**EXTRACTED RECORDS:**
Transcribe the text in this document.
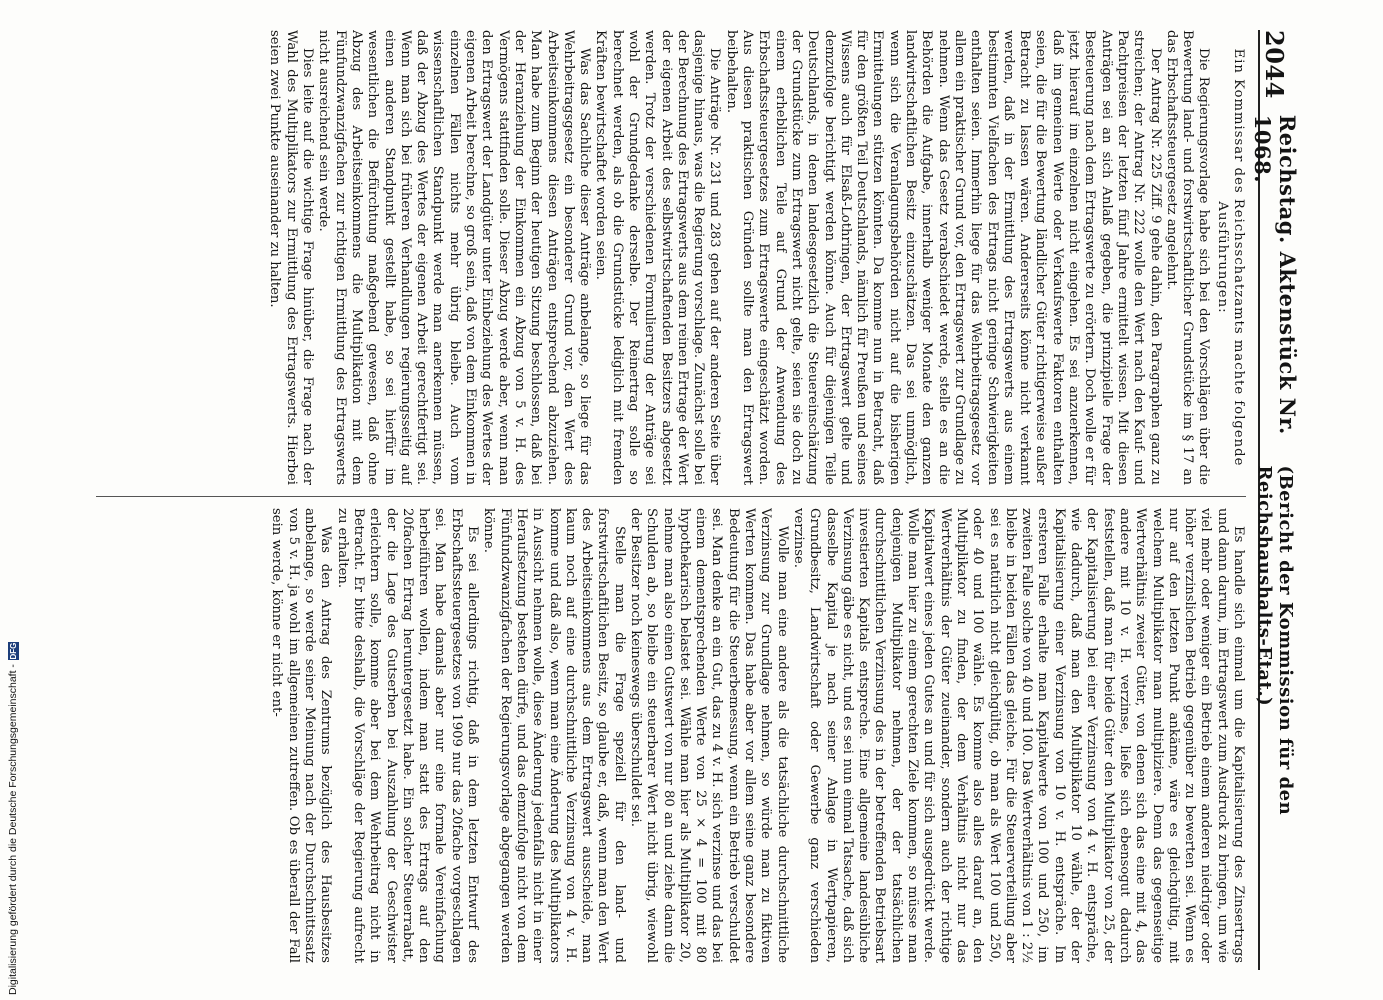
2044
Reichstag. Aktenstück Nr. 1068.
(Bericht der Kommission für den Reichshaushalts-Etat.)

Ein Kommissar des Reichsschatzamts machte folgende Ausführungen:

Die Regierungsvorlage habe sich bei den Vorschlägen über die Bewertung land- und forstwirtschaftlicher Grundstücke im § 17 an das Erbschaftssteuergesetz angelehnt.

Der Antrag Nr. 225 Ziff. 9 gehe dahin, den Paragraphen ganz zu streichen; der Antrag Nr. 222 wolle den Wert nach den Kauf- und Pachtpreisen der letzten fünf Jahre ermittelt wissen. Mit diesen Anträgen sei an sich Anlaß gegeben, die prinzipielle Frage der Besteuerung nach dem Ertragswerte zu erörtern. Doch wolle er für jetzt hierauf im einzelnen nicht eingehen. Es sei anzuerkennen, daß im gemeinen Werte oder Verkaufswerte Faktoren enthalten seien, die für die Bewertung ländlicher Güter richtigerweise außer Betracht zu lassen wären. Andererseits könne nicht verkannt werden, daß in der Ermittlung des Ertragswerts aus einem bestimmten Vielfachen des Ertrags nicht geringe Schwierigkeiten enthalten seien. Immerhin liege für das Wehrbeitragsgesetz vor allem ein praktischer Grund vor, den Ertragswert zur Grundlage zu nehmen. Wenn das Gesetz verabschiedet werde, stelle es an die Behörden die Aufgabe, innerhalb weniger Monate den ganzen landwirtschaftlichen Besitz einzuschätzen. Das sei unmöglich, wenn sich die Veranlagungsbehörden nicht auf die bisherigen Ermittelungen stützen könnten. Da komme nun in Betracht, daß für den größten Teil Deutschlands, nämlich für Preußen und seines Wissens auch für Elsaß-Lothringen, der Ertragswert gelte und demzufolge berichtigt werden könne. Auch für diejenigen Teile Deutschlands, in denen landesgesetzlich die Steuereinschätzung der Grundstücke zum Ertragswert nicht gelte, seien sie doch zu einem erheblichen Teile auf Grund der Anwendung des Erbschaftssteuergesetzes zum Ertragswerte eingeschätzt worden. Aus diesen praktischen Gründen sollte man den Ertragswert beibehalten.

Die Anträge Nr. 231 und 283 gehen auf der anderen Seite über dasjenige hinaus, was die Regierung vorschlage. Zunächst solle bei der Berechnung des Ertragswerts aus dem reinen Ertrage der Wert der eigenen Arbeit des selbstwirtschaftenden Besitzers abgesetzt werden. Trotz der verschiedenen Formulierung der Anträge sei wohl der Grundgedanke derselbe. Der Reinertrag solle so berechnet werden, als ob die Grundstücke lediglich mit fremden Kräften bewirtschaftet worden seien.

Was das Sachliche dieser Anträge anbelange, so liege für das Wehrbeitragsgesetz ein besonderer Grund vor, den Wert des Arbeitseinkommens diesen Anträgen entsprechend abzuziehen. Man habe zum Beginn der heutigen Sitzung beschlossen, daß bei der Heranziehung der Einkommen ein Abzug von 5 v. H. des Vermögens stattfinden solle. Dieser Abzug werde aber, wenn man den Ertragswert der Landgüter unter Einbeziehung des Wertes der eigenen Arbeit berechne, so groß sein, daß von dem Einkommen in einzelnen Fällen nichts mehr übrig bleibe. Auch vom wissenschaftlichen Standpunkt werde man anerkennen müssen, daß der Abzug des Wertes der eigenen Arbeit gerechtfertigt sei. Wenn man sich bei früheren Verhandlungen regierungsseitig auf einen anderen Standpunkt gestellt habe, so sei hierfür im wesentlichen die Befürchtung maßgebend gewesen, daß ohne Abzug des Arbeitseinkommens die Multiplikation mit dem Fünfundzwanzigfachen zur richtigen Ermittlung des Ertragswerts nicht ausreichend sein werde.

Dies leite auf die wichtige Frage hinüber, die Frage nach der Wahl des Multiplikators zur Ermittlung des Ertragswerts. Hierbei seien zwei Punkte auseinander zu halten.

Es handle sich einmal um die Kapitalisierung des Zinsertrags und dann darum, im Ertragswert zum Ausdruck zu bringen, um wie viel mehr oder weniger ein Betrieb einem anderen niedriger oder höher verzinslichen Betrieb gegenüber zu bewerten sei. Wenn es nur auf den letzten Punkt ankäme, wäre es gleichgültig, mit welchem Multiplikator man multipliziere. Denn das gegenseitige Wertverhältnis zweier Güter, von denen sich das eine mit 4, das andere mit 10 v. H. verzinse, ließe sich ebensogut dadurch feststellen, daß man für beide Güter den Multiplikator von 25, der der Kapitalisierung bei einer Verzinsung von 4 v. H. entspräche, wie dadurch, daß man den Multiplikator 10 wähle, der der Kapitalisierung einer Verzinsung von 10 v. H. entspräche. Im ersteren Falle erhalte man Kapitalwerte von 100 und 250, im zweiten Falle solche von 40 und 100. Das Wertverhältnis von 1 : 2½ bleibe in beiden Fällen das gleiche. Für die Steuerverteilung aber sei es natürlich nicht gleichgültig, ob man als Wert 100 und 250, oder 40 und 100 wähle. Es komme also alles darauf an, den Multiplikator zu finden, der dem Verhältnis nicht nur das Wertverhältnis der Güter zueinander, sondern auch der richtige Kapitalwert eines jeden Gutes an und für sich ausgedrückt werde. Wolle man hier zu einem gerechten Ziele kommen, so müsse man denjenigen Multiplikator nehmen, der der tatsächlichen durchschnittlichen Verzinsung des in der betreffenden Betriebsart investierten Kapitals entspreche. Eine allgemeine landesübliche Verzinsung gäbe es nicht, und es sei nun einmal Tatsache, daß sich dasselbe Kapital je nach seiner Anlage in Wertpapieren, Grundbesitz, Landwirtschaft oder Gewerbe ganz verschieden verzinse.

Wolle man eine andere als die tatsächliche durchschnittliche Verzinsung zur Grundlage nehmen, so würde man zu fiktiven Werten kommen. Das habe aber vor allem seine ganz besondere Bedeutung für die Steuerbemessung, wenn ein Betrieb verschuldet sei. Man denke an ein Gut, das zu 4 v. H. sich verzinse und das bei einem dementsprechenden Werte von 25 × 4 = 100 mit 80 hypothekarisch belastet sei. Wähle man hier als Multiplikator 20, nehme man also einen Gutswert von nur 80 an und ziehe dann die Schulden ab, so bleibe ein steuerbarer Wert nicht übrig, wiewohl der Besitzer noch keineswegs überschuldet sei.

Stelle man die Frage speziell für den land- und forstwirtschaftlichen Besitz, so glaube er, daß, wenn man den Wert des Arbeitseinkommens aus dem Ertragswert ausscheide, man kaum noch auf eine durchschnittliche Verzinsung von 4 v. H. komme und daß also, wenn man eine Änderung des Multiplikators in Aussicht nehmen wolle, diese Änderung jedenfalls nicht in einer Heraufsetzung bestehen dürfe, und das demzufolge nicht von dem Fünfundzwanzigfachen der Regierungsvorlage abgegangen werden könne.

Es sei allerdings richtig, daß in dem letzten Entwurf des Erbschaftssteuergesetzes von 1909 nur das 20fache vorgeschlagen sei. Man habe damals aber nur eine formale Vereinfachung herbeiführen wollen, indem man statt des Ertrags auf den 20fachen Ertrag heruntergesetzt habe. Ein solcher Steuerrabatt, der die Lage des Gutserben bei Auszahlung der Geschwister erleichtern solle, komme aber bei dem Wehrbeitrag nicht in Betracht. Er bitte deshalb, die Vorschläge der Regierung aufrecht zu erhalten.

Was den Antrag des Zentrums bezüglich des Hausbesitzes anbelange, so werde seiner Meinung nach der Durchschnittssatz von 5 v. H. ja wohl im allgemeinen zutreffen. Ob es überall der Fall sein werde, könne er nicht ent-

Digitalisierung gefördert durch die Deutsche Forschungsgemeinschaft -
DFG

**TO DO:** Give an exact reproduction of every line, leaving out any picture.

**FULL RESPONSE:**
Transcribe the text in this document.
2044
Reichstag. Aktenstück Nr. 1068.
(Bericht der Kommission für den Reichshaushalts-Etat.)

Ein Kommissar des Reichsschatzamts machte folgende Ausführungen:

Die Regierungsvorlage habe sich bei den Vorschlägen über die Bewertung land- und forstwirtschaftlicher Grundstücke im § 17 an das Erbschaftssteuergesetz angelehnt.

Der Antrag Nr. 225 Ziff. 9 gehe dahin, den Paragraphen ganz zu streichen; der Antrag Nr. 222 wolle den Wert nach den Kauf- und Pachtpreisen der letzten fünf Jahre ermittelt wissen. Mit diesen Anträgen sei an sich Anlaß gegeben, die prinzipielle Frage der Besteuerung nach dem Ertragswerte zu erörtern. Doch wolle er für jetzt hierauf im einzelnen nicht eingehen. Es sei anzuerkennen, daß im gemeinen Werte oder Verkaufswerte Faktoren enthalten seien, die für die Bewertung ländlicher Güter richtigerweise außer Betracht zu lassen wären. Andererseits könne nicht verkannt werden, daß in der Ermittlung des Ertragswerts aus einem bestimmten Vielfachen des Ertrags nicht geringe Schwierigkeiten enthalten seien. Immerhin liege für das Wehrbeitragsgesetz vor allem ein praktischer Grund vor, den Ertragswert zur Grundlage zu nehmen. Wenn das Gesetz verabschiedet werde, stelle es an die Behörden die Aufgabe, innerhalb weniger Monate den ganzen landwirtschaftlichen Besitz einzuschätzen. Das sei unmöglich, wenn sich die Veranlagungsbehörden nicht auf die bisherigen Ermittelungen stützen könnten. Da komme nun in Betracht, daß für den größten Teil Deutschlands, nämlich für Preußen und seines Wissens auch für Elsaß-Lothringen, der Ertragswert gelte und demzufolge berichtigt werden könne. Auch für diejenigen Teile Deutschlands, in denen landesgesetzlich die Steuereinschätzung der Grundstücke zum Ertragswert nicht gelte, seien sie doch zu einem erheblichen Teile auf Grund der Anwendung des Erbschaftssteuergesetzes zum Ertragswerte eingeschätzt worden. Aus diesen praktischen Gründen sollte man den Ertragswert beibehalten.

Die Anträge Nr. 231 und 283 gehen auf der anderen Seite über dasjenige hinaus, was die Regierung vorschlage. Zunächst solle bei der Berechnung des Ertragswerts aus dem reinen Ertrage der Wert der eigenen Arbeit des selbstwirtschaftenden Besitzers abgesetzt werden. Trotz der verschiedenen Formulierung der Anträge sei wohl der Grundgedanke derselbe. Der Reinertrag solle so berechnet werden, als ob die Grundstücke lediglich mit fremden Kräften bewirtschaftet worden seien.

Was das Sachliche dieser Anträge anbelange, so liege für das Wehrbeitragsgesetz ein besonderer Grund vor, den Wert des Arbeitseinkommens diesen Anträgen entsprechend abzuziehen. Man habe zum Beginn der heutigen Sitzung beschlossen, daß bei der Heranziehung der Einkommen ein Abzug von 5 v. H. des Vermögens stattfinden solle. Dieser Abzug werde aber, wenn man den Ertragswert der Landgüter unter Einbeziehung des Wertes der eigenen Arbeit berechne, so groß sein, daß von dem Einkommen in einzelnen Fällen nichts mehr übrig bleibe. Auch vom wissenschaftlichen Standpunkt werde man anerkennen müssen, daß der Abzug des Wertes der eigenen Arbeit gerechtfertigt sei. Wenn man sich bei früheren Verhandlungen regierungsseitig auf einen anderen Standpunkt gestellt habe, so sei hierfür im wesentlichen die Befürchtung maßgebend gewesen, daß ohne Abzug des Arbeitseinkommens die Multiplikation mit dem Fünfundzwanzigfachen zur richtigen Ermittlung des Ertragswerts nicht ausreichend sein werde.

Dies leite auf die wichtige Frage hinüber, die Frage nach der Wahl des Multiplikators zur Ermittlung des Ertragswerts. Hierbei seien zwei Punkte auseinander zu halten.

Es handle sich einmal um die Kapitalisierung des Zinsertrags und dann darum, im Ertragswert zum Ausdruck zu bringen, um wie viel mehr oder weniger ein Betrieb einem anderen niedriger oder höher verzinslichen Betrieb gegenüber zu bewerten sei. Wenn es nur auf den letzten Punkt ankäme, wäre es gleichgültig, mit welchem Multiplikator man multipliziere. Denn das gegenseitige Wertverhältnis zweier Güter, von denen sich das eine mit 4, das andere mit 10 v. H. verzinse, ließe sich ebensogut dadurch feststellen, daß man für beide Güter den Multiplikator von 25, der der Kapitalisierung bei einer Verzinsung von 4 v. H. entspräche, wie dadurch, daß man den Multiplikator 10 wähle, der der Kapitalisierung einer Verzinsung von 10 v. H. entspräche. Im ersteren Falle erhalte man Kapitalwerte von 100 und 250, im zweiten Falle solche von 40 und 100. Das Wertverhältnis von 1 : 2½ bleibe in beiden Fällen das gleiche. Für die Steuerverteilung aber sei es natürlich nicht gleichgültig, ob man als Wert 100 und 250, oder 40 und 100 wähle. Es komme also alles darauf an, den Multiplikator zu finden, der dem Verhältnis nicht nur das Wertverhältnis der Güter zueinander, sondern auch der richtige Kapitalwert eines jeden Gutes an und für sich ausgedrückt werde. Wolle man hier zu einem gerechten Ziele kommen, so müsse man denjenigen Multiplikator nehmen, der der tatsächlichen durchschnittlichen Verzinsung des in der betreffenden Betriebsart investierten Kapitals entspreche. Eine allgemeine landesübliche Verzinsung gäbe es nicht, und es sei nun einmal Tatsache, daß sich dasselbe Kapital je nach seiner Anlage in Wertpapieren, Grundbesitz, Landwirtschaft oder Gewerbe ganz verschieden verzinse.

Wolle man eine andere als die tatsächliche durchschnittliche Verzinsung zur Grundlage nehmen, so würde man zu fiktiven Werten kommen. Das habe aber vor allem seine ganz besondere Bedeutung für die Steuerbemessung, wenn ein Betrieb verschuldet sei. Man denke an ein Gut, das zu 4 v. H. sich verzinse und das bei einem dementsprechenden Werte von 25 × 4 = 100 mit 80 hypothekarisch belastet sei. Wähle man hier als Multiplikator 20, nehme man also einen Gutswert von nur 80 an und ziehe dann die Schulden ab, so bleibe ein steuerbarer Wert nicht übrig, wiewohl der Besitzer noch keineswegs überschuldet sei.

Stelle man die Frage speziell für den land- und forstwirtschaftlichen Besitz, so glaube er, daß, wenn man den Wert des Arbeitseinkommens aus dem Ertragswert ausscheide, man kaum noch auf eine durchschnittliche Verzinsung von 4 v. H. komme und daß also, wenn man eine Änderung des Multiplikators in Aussicht nehmen wolle, diese Änderung jedenfalls nicht in einer Heraufsetzung bestehen dürfe, und das demzufolge nicht von dem Fünfundzwanzigfachen der Regierungsvorlage abgegangen werden könne.

Es sei allerdings richtig, daß in dem letzten Entwurf des Erbschaftssteuergesetzes von 1909 nur das 20fache vorgeschlagen sei. Man habe damals aber nur eine formale Vereinfachung herbeiführen wollen, indem man statt des Ertrags auf den 20fachen Ertrag heruntergesetzt habe. Ein solcher Steuerrabatt, der die Lage des Gutserben bei Auszahlung der Geschwister erleichtern solle, komme aber bei dem Wehrbeitrag nicht in Betracht. Er bitte deshalb, die Vorschläge der Regierung aufrecht zu erhalten.

Was den Antrag des Zentrums bezüglich des Hausbesitzes anbelange, so werde seiner Meinung nach der Durchschnittssatz von 5 v. H. ja wohl im allgemeinen zutreffen. Ob es überall der Fall sein werde, könne er nicht ent-

Digitalisierung gefördert durch die Deutsche Forschungsgemeinschaft -
DFG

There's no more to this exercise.